What to do:
In the entries below, find the lines that contain the word "Vole" and copy them.

Some records:
******

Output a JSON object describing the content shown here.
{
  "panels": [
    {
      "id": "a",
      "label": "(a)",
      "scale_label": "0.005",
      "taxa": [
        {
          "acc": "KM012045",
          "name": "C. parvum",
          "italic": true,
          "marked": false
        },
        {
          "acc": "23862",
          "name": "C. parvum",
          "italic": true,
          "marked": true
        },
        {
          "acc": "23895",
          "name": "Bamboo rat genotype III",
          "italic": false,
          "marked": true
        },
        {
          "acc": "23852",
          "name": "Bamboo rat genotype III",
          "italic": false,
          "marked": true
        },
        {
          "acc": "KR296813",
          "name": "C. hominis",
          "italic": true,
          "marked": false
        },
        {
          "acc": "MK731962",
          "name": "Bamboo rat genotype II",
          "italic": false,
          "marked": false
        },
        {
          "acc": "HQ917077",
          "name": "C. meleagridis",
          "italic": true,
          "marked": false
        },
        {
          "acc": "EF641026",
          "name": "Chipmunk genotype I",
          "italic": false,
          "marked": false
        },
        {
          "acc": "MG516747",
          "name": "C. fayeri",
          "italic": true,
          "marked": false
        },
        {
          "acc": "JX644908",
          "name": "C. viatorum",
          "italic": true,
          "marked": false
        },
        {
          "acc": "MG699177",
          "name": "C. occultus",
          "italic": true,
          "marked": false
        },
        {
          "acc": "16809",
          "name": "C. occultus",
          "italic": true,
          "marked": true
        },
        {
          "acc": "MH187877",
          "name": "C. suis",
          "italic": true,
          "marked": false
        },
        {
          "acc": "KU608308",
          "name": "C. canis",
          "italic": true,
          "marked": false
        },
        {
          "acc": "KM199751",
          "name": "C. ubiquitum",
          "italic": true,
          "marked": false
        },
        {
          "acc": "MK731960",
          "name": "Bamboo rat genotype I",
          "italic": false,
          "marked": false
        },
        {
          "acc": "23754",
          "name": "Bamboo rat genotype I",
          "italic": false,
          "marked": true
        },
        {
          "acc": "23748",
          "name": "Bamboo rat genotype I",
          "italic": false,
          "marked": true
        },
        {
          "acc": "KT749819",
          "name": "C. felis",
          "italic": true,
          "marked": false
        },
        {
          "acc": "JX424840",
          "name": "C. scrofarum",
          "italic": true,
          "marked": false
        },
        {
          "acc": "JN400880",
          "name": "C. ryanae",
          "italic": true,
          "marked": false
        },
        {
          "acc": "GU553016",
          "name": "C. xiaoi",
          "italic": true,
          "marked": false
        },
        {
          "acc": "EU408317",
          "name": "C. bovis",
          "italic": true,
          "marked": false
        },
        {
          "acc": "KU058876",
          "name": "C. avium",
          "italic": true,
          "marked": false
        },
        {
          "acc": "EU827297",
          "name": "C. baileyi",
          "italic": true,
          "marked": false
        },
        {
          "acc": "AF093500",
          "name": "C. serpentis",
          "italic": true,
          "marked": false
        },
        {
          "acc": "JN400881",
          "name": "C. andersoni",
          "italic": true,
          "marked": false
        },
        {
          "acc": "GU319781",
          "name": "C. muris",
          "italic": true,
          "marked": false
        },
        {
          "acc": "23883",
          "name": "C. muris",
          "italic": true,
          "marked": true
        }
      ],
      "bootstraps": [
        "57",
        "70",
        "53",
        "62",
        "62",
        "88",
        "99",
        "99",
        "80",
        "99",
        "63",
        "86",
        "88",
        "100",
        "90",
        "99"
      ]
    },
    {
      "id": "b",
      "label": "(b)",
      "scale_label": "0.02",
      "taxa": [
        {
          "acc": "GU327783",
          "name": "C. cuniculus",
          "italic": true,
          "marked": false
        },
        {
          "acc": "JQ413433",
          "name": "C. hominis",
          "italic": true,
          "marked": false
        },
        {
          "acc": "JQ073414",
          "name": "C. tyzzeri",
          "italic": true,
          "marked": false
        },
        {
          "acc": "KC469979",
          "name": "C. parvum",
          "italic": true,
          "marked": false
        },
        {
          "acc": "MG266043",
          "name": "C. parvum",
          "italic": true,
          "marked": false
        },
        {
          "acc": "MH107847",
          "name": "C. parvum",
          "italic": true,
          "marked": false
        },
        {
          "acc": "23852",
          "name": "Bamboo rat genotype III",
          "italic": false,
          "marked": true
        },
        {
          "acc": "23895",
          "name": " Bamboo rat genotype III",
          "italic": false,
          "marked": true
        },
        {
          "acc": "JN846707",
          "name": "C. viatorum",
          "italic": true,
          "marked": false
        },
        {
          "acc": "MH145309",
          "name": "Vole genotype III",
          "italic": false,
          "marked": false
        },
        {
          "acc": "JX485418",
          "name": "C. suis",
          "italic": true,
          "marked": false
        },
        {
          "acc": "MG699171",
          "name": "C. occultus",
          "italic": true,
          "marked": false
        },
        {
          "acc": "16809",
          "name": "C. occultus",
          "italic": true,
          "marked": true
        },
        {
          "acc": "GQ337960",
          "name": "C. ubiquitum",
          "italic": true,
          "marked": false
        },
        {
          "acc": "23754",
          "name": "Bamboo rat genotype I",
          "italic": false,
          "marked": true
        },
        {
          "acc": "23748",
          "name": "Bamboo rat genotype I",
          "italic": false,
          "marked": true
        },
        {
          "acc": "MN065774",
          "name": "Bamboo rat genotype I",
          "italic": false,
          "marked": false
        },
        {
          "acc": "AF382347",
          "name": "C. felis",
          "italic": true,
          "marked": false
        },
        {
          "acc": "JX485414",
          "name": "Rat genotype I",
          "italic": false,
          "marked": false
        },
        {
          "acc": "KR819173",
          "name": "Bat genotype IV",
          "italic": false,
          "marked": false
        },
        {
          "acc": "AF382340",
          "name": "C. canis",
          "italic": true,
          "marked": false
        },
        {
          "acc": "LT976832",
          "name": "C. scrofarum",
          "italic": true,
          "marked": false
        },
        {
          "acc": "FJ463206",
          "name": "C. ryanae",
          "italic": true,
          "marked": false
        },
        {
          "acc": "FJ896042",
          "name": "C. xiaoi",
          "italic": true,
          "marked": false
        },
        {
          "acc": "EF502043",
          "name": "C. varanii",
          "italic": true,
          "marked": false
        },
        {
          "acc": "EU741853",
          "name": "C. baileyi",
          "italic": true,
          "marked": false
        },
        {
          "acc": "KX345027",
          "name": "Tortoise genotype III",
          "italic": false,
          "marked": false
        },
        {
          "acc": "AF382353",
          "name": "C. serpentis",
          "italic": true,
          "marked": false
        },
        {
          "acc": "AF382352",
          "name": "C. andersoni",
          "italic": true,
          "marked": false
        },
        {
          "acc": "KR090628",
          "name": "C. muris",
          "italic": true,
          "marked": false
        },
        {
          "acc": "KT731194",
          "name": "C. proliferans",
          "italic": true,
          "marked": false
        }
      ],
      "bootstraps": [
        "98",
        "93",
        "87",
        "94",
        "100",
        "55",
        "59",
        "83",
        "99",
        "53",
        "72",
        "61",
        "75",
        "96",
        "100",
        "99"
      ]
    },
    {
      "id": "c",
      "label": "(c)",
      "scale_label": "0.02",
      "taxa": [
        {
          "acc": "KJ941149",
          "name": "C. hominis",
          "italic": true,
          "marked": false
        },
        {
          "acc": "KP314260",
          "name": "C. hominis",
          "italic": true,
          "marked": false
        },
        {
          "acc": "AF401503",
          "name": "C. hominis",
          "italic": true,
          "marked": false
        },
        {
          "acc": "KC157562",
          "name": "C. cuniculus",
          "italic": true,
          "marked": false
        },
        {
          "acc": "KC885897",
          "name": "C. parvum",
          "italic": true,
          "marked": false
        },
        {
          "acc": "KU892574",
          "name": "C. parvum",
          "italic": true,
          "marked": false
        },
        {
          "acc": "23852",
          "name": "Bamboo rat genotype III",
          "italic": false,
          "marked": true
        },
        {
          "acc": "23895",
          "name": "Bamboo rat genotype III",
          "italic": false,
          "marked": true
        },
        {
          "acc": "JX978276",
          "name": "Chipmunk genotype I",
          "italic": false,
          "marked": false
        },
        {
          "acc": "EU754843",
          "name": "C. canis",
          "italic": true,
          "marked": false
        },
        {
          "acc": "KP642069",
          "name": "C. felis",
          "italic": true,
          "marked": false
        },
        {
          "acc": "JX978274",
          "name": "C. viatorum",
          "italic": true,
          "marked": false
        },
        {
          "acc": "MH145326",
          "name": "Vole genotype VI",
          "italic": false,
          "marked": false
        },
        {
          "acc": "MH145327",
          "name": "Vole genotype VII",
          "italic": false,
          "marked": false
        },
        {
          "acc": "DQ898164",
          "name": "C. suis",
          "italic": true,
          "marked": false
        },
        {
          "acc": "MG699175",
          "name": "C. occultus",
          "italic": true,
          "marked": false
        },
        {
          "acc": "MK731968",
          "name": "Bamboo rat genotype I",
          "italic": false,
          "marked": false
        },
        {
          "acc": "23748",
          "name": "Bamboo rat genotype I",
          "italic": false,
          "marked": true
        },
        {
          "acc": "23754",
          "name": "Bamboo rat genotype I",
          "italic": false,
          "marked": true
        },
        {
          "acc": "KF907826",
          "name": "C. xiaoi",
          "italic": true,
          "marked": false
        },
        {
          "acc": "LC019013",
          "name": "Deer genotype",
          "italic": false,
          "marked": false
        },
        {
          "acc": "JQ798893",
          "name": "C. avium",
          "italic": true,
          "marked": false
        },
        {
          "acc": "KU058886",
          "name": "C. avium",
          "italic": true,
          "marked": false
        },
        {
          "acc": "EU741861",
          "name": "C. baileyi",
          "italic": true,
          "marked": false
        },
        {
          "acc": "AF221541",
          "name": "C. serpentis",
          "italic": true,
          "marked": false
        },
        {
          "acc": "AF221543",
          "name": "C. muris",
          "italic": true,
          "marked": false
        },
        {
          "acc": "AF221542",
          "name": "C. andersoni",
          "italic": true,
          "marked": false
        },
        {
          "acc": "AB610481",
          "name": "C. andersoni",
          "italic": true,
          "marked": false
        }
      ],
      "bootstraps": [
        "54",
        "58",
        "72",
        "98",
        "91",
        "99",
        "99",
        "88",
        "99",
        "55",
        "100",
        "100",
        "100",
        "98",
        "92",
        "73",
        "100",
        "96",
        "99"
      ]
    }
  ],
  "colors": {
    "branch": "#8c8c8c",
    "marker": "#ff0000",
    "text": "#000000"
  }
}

******

Reply:
          "name": "Vole genotype III",
          "name": "Vole genotype VI",
          "name": "Vole genotype VII",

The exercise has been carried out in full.